**REQUEST**: Show each line of the data below that contains the string "slide". Case counts.

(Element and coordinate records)
________________________________________

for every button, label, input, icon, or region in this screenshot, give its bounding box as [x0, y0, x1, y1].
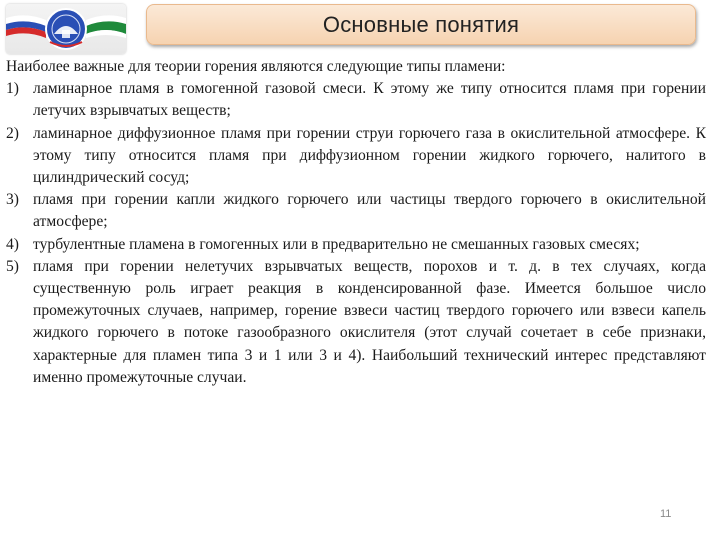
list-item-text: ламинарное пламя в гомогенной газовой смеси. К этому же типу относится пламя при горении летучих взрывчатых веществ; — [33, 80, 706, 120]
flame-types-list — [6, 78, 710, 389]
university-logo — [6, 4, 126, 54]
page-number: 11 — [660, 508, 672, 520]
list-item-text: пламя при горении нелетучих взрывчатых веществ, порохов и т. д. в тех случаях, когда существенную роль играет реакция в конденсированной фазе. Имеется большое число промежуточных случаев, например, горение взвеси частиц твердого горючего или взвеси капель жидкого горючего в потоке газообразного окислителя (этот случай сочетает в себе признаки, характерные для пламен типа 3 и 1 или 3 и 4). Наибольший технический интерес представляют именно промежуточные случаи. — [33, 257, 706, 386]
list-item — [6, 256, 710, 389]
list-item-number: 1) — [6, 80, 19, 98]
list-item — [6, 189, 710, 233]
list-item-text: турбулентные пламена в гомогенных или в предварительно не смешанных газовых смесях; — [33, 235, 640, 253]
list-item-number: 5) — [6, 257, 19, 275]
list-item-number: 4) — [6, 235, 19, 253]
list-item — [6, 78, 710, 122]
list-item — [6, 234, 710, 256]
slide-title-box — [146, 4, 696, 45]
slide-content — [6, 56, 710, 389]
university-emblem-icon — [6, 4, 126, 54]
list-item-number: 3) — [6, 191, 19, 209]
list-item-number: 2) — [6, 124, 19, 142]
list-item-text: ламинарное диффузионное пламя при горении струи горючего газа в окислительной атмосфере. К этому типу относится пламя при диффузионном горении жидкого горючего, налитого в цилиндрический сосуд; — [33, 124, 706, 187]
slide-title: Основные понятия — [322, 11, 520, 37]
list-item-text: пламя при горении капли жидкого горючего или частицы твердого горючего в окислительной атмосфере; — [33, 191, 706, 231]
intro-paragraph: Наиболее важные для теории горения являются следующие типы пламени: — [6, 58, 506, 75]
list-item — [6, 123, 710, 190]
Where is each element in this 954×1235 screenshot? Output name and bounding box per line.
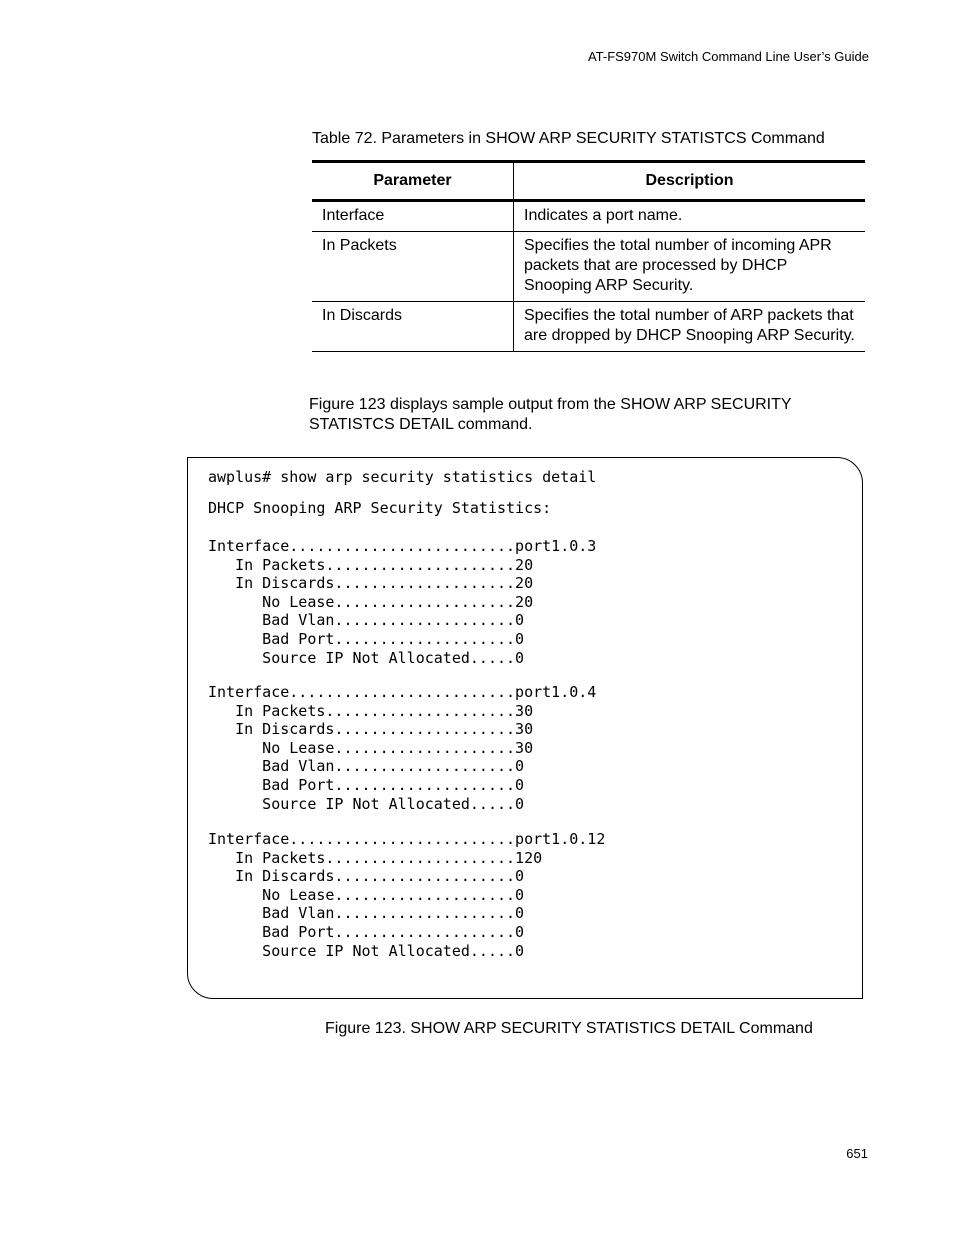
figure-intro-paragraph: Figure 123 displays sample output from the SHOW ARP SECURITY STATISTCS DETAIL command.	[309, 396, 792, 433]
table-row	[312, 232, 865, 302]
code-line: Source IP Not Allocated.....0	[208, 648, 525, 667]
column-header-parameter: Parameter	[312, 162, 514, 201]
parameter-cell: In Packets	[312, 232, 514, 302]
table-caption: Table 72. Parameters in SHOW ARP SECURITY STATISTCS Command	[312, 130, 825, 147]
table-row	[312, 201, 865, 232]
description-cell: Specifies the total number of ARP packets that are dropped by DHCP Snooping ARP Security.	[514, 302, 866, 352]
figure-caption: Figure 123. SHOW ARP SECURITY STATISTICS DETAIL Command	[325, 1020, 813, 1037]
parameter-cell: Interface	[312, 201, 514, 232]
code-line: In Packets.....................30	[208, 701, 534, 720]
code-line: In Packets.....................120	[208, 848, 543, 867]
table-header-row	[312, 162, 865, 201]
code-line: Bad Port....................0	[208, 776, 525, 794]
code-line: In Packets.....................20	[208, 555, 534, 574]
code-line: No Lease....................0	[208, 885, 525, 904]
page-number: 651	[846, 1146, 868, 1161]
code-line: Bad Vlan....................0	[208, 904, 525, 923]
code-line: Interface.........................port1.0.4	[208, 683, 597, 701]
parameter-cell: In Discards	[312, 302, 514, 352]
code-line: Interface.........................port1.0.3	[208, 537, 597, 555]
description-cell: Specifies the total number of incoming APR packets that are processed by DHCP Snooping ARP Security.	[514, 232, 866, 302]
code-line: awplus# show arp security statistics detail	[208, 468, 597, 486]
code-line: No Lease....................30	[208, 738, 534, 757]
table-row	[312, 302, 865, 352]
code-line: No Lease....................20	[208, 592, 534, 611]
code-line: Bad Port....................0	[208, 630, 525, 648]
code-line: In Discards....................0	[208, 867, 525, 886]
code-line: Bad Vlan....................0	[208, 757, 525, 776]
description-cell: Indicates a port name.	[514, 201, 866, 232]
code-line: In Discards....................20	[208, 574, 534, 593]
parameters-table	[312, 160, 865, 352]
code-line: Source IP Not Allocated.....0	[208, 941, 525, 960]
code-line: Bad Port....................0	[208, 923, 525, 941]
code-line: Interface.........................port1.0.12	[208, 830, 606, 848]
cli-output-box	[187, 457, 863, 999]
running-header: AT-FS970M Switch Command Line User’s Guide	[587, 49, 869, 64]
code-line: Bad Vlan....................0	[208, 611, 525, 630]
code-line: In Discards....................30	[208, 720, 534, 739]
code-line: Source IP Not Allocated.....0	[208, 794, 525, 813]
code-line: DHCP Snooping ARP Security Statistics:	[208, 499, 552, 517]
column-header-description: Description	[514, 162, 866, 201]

________________________________________

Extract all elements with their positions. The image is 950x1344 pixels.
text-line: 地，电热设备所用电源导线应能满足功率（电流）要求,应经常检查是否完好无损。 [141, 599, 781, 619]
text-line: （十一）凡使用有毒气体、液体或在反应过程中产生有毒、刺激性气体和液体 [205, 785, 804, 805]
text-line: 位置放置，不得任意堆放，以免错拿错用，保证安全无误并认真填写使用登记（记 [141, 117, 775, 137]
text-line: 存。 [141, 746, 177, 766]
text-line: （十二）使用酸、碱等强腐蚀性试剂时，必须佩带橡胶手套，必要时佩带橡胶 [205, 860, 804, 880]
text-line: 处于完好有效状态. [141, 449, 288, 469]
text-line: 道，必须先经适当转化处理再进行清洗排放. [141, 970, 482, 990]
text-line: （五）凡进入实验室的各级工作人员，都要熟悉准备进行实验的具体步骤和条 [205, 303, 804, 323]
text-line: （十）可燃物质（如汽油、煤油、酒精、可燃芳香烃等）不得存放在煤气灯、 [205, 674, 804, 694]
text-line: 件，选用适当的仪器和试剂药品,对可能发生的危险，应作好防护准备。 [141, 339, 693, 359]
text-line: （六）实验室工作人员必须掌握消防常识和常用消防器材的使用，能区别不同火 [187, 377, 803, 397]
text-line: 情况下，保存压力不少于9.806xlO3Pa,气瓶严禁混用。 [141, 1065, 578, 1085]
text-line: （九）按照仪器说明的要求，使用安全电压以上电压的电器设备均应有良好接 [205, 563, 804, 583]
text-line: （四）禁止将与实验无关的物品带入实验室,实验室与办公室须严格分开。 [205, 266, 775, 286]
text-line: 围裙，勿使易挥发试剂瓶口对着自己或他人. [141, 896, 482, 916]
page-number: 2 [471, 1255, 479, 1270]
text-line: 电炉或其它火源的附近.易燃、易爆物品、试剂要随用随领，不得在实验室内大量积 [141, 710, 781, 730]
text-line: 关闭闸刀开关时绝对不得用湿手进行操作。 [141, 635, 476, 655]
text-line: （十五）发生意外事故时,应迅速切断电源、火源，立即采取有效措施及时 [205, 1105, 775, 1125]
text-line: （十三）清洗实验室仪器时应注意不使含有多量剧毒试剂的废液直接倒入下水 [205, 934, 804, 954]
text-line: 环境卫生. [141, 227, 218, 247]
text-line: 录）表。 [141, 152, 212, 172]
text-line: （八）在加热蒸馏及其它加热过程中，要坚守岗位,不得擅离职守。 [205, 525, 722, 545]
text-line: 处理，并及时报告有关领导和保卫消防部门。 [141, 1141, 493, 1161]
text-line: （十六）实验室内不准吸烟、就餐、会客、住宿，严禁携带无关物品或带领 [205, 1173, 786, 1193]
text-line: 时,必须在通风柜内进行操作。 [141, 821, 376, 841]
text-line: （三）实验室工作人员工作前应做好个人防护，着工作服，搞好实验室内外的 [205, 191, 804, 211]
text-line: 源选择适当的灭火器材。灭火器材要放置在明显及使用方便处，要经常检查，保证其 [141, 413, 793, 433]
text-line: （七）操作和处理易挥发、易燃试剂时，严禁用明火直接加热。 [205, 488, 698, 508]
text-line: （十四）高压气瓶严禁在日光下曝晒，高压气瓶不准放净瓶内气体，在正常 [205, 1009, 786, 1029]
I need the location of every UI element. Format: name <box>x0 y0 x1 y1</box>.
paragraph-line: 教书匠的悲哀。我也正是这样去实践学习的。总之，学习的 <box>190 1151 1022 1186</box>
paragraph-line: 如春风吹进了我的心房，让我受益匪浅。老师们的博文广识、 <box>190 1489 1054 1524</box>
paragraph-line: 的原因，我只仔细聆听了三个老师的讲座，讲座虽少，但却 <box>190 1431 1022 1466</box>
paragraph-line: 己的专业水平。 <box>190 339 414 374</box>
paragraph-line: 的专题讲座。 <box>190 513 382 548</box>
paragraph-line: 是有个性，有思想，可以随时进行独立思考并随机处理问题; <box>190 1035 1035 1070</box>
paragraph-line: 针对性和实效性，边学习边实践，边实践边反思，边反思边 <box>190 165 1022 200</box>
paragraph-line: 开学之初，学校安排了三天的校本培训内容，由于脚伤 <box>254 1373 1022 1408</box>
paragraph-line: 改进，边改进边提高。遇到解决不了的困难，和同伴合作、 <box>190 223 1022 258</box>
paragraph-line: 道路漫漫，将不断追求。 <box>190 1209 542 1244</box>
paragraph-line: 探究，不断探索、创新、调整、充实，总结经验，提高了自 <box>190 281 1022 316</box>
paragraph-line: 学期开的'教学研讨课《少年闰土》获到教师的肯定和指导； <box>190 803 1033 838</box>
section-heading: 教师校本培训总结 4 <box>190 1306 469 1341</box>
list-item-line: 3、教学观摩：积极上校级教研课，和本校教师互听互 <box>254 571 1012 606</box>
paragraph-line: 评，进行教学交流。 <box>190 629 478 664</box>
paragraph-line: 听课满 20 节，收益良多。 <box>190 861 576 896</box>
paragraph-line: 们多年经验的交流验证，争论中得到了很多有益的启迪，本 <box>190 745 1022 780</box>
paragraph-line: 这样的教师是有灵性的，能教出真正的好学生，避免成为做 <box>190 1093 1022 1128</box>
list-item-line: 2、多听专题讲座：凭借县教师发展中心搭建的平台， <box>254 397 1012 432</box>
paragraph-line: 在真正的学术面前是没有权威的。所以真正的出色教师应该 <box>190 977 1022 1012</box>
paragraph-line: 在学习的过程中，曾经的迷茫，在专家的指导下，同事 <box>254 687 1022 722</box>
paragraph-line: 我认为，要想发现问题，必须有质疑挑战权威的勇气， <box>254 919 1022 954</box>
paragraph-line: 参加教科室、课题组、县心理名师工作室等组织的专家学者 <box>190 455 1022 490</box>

________________________________________

**RESULT FOR THIS TASK**:
slide-title-box — [146, 4, 696, 45]
slide-content — [6, 56, 710, 389]
slide-title: Основные понятия — [322, 11, 520, 37]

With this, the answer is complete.